◆ What you will do:
Only lines with the word "nueva" are needed; collect each of them from the listing below.

◆ Task inputs:

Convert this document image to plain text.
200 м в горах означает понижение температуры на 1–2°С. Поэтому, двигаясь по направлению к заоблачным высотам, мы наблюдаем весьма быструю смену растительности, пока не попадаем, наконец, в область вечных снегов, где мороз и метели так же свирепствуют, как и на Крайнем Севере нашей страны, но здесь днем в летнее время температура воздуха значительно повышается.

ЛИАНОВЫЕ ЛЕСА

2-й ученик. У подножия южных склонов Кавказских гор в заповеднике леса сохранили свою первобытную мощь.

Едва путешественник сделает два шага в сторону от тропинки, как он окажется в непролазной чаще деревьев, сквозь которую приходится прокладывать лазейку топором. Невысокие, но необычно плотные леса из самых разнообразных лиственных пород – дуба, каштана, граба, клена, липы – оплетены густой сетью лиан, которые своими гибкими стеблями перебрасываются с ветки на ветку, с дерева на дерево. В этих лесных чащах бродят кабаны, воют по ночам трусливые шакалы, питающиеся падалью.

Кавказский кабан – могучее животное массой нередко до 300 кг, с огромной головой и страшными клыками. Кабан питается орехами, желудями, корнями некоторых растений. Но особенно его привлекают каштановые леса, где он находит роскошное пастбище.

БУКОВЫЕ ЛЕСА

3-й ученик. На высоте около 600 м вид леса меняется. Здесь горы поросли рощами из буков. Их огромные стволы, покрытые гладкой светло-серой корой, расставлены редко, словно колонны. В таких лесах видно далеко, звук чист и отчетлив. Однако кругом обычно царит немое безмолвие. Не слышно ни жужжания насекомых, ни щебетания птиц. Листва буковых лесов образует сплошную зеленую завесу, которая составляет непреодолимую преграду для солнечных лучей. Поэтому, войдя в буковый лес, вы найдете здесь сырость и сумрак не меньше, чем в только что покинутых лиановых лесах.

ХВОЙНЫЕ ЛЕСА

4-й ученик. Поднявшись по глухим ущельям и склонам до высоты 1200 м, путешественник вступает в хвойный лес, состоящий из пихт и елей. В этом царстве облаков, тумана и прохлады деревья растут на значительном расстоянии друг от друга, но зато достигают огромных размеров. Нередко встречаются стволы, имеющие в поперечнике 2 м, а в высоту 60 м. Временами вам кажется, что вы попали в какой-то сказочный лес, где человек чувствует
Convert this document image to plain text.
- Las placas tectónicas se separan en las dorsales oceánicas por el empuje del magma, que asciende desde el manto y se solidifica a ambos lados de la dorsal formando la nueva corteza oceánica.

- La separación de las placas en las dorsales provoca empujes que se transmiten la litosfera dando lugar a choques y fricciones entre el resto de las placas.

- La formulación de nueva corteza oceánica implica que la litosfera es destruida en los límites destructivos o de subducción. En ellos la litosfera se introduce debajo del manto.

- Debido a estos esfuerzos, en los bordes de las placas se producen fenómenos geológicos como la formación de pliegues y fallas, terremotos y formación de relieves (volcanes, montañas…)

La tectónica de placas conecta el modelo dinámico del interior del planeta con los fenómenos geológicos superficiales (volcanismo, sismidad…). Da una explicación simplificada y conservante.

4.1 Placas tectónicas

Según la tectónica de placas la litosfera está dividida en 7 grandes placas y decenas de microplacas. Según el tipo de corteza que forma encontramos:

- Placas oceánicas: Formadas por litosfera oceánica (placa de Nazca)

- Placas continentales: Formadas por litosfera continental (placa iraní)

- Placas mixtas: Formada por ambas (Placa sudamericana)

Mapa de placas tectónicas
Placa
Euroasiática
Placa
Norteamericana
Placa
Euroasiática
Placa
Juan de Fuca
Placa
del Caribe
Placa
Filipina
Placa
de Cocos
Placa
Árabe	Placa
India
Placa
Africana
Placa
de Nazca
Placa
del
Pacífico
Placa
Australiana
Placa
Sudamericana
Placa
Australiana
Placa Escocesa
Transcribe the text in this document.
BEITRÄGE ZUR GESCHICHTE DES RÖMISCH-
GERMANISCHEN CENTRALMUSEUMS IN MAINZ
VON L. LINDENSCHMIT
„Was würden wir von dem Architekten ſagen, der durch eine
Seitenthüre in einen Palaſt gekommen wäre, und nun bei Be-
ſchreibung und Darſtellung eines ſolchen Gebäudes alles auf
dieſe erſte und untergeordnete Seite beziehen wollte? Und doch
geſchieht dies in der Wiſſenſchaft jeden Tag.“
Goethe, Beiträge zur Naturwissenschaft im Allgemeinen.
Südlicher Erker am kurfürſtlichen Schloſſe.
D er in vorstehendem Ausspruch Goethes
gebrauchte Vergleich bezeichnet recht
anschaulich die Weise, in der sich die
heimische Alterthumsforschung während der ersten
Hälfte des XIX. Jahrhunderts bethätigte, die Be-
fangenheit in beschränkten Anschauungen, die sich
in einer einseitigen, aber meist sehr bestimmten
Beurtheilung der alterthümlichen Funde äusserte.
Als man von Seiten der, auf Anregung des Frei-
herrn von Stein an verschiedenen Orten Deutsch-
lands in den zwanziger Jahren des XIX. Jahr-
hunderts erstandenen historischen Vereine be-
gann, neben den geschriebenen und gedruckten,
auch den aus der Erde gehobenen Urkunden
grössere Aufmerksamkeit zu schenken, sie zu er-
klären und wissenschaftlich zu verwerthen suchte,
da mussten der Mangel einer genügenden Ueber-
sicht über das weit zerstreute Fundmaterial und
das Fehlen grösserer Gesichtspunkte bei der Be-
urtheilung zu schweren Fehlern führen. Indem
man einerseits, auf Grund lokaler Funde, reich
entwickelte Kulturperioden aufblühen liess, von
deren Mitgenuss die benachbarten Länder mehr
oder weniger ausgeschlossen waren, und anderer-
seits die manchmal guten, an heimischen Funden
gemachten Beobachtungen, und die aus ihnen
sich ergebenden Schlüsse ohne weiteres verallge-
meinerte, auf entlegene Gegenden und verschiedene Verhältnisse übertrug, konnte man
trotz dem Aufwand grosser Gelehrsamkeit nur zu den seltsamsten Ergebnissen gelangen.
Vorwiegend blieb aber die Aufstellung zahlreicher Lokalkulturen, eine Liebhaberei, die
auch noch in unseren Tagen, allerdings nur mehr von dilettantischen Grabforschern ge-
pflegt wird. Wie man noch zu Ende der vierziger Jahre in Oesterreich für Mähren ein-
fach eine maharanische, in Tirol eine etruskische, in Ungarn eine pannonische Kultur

◆ Reply:
- Las placas tectónicas se separan en las dorsales oceánicas por el empuje del magma, que asciende desde el manto y se solidifica a ambos lados de la dorsal formando la nueva corteza oceánica.
- La formulación de nueva corteza oceánica implica que la litosfera es destruida en los límites destructivos o de subducción. En ellos la litosfera se introduce debajo del manto.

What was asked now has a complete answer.